Three results variables assessed treatment efficacy (1) WOMAC score, (2) IKDC subjective score, and (3) the number of adverse reactions. This NMA concluded that the leukocyte POOR PRP produced improved results in the context of knee OA as compared to leukocyte RICH PRP. However, both PRP treatments demonstrated improvements compared to the control treatments. These findings suggest that the inflammation associated with the presence of leukocytes may be impacting the efficacy of PRP in the case of knee OA. (1)
However, it is important to know that other conditions may benefit from the presence of leukocytes. For example, a clinical study investigating the presence of LR-PRP on wound closure in oral and maxillofacial surgery suggested that in this context, the patients that received LR-PRP healed faster when compared to placebo. The initial inflammation was less pronounced in the LR-PRP group and subsided after 14 days in both groups. These results suggest that the presence of leukocytes in some contexts is beneficial to healing. (2)

- Task directions:
Answer these questions from the PRP text above.
1. Which three variables were used to assess treatment efficacy?
2. Which type of PRP produced improved results for knee OA?
3. In the oral and maxillofacial surgery study, after how many days did the initial inflammation subside in both groups?

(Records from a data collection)
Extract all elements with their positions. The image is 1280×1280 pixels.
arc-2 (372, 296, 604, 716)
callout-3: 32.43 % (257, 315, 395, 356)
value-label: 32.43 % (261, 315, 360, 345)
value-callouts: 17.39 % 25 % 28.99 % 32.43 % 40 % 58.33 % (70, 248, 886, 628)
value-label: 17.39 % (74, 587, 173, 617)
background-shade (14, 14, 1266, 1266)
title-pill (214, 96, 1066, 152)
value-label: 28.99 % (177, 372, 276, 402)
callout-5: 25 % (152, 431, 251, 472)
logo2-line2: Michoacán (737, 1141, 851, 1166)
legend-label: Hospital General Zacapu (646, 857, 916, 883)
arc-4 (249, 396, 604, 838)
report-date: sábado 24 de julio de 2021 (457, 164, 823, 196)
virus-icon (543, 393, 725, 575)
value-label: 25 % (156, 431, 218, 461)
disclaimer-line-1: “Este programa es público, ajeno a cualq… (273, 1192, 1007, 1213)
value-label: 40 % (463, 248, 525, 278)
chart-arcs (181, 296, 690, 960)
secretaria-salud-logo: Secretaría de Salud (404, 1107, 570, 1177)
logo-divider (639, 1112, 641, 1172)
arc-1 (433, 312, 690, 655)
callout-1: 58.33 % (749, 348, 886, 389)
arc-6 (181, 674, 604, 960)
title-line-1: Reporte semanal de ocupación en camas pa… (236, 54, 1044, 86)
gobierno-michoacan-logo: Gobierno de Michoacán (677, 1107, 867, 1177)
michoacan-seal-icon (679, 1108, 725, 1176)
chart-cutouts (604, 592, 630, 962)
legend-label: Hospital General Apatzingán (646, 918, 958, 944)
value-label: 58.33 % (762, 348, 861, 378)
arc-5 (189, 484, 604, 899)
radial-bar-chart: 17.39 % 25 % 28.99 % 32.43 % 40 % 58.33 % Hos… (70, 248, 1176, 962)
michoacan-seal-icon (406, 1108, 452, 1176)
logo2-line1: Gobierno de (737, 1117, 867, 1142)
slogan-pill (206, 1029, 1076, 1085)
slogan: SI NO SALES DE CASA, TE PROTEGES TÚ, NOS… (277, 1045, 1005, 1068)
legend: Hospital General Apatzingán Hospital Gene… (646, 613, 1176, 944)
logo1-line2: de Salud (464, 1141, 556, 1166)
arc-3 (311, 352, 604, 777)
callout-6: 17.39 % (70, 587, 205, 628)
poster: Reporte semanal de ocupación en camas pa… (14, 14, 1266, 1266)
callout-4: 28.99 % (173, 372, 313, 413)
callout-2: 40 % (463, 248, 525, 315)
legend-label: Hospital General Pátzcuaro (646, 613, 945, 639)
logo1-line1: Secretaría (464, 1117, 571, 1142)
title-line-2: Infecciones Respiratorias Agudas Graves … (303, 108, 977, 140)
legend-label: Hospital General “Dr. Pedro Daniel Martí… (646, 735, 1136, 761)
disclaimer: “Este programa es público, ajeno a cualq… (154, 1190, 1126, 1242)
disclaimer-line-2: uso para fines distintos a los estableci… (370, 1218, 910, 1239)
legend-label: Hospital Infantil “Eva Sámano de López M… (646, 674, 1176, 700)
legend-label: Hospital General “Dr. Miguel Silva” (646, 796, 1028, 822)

- Worked solution:
1. WOMAC score, IKDC subjective score, and the number of adverse reactions.
2. Leukocyte-poor PRP.
3. After 14 days.